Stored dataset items

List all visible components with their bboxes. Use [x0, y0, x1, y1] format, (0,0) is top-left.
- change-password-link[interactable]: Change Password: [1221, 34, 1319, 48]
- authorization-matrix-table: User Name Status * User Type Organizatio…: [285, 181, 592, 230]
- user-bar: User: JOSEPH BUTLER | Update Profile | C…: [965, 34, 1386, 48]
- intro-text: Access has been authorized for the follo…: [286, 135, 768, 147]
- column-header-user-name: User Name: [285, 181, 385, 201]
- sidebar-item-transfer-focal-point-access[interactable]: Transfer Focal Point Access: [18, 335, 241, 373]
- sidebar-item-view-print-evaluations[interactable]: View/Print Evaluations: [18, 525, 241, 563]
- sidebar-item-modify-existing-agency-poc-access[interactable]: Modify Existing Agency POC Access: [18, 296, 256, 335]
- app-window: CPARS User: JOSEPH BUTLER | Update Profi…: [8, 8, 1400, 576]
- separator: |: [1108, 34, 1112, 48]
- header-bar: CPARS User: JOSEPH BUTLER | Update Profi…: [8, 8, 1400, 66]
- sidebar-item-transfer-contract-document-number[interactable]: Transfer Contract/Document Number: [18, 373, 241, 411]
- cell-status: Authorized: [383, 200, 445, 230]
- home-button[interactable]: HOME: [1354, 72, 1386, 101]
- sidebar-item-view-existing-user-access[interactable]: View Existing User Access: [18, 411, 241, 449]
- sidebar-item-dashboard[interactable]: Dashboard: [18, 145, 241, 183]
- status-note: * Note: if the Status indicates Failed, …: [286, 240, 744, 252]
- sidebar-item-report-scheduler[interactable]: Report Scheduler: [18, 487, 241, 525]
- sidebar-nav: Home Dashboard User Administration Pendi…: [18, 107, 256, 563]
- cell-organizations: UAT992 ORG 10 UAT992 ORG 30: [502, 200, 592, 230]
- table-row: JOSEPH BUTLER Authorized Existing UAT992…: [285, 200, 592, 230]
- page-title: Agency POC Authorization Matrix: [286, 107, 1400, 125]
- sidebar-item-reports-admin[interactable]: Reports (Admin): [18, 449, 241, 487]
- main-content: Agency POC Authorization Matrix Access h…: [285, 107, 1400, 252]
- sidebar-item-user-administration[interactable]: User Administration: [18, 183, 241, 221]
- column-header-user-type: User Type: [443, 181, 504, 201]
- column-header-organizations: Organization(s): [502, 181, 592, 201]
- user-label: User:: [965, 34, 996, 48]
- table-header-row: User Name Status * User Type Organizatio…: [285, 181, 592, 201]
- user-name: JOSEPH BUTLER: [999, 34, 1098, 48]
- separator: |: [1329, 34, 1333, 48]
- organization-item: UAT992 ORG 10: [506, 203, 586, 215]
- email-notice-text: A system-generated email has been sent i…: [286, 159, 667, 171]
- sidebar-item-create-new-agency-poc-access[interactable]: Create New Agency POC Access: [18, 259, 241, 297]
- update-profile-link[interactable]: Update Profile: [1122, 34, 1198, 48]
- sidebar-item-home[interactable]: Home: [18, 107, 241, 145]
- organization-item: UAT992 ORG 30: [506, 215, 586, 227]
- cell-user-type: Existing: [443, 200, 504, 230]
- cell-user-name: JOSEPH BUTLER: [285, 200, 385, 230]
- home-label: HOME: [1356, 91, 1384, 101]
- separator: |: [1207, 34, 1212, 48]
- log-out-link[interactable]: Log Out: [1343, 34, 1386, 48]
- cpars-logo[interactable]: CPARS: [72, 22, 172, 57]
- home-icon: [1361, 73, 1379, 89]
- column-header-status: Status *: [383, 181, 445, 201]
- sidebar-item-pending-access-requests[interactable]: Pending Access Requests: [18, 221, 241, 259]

### Problem to work on
Select and copy every line of the material above that contains the word "column".

### Answer to this problem
- column-header-user-name: User Name: [285, 181, 385, 201]
- column-header-user-type: User Type: [443, 181, 504, 201]
- column-header-organizations: Organization(s): [502, 181, 592, 201]
- column-header-status: Status *: [383, 181, 445, 201]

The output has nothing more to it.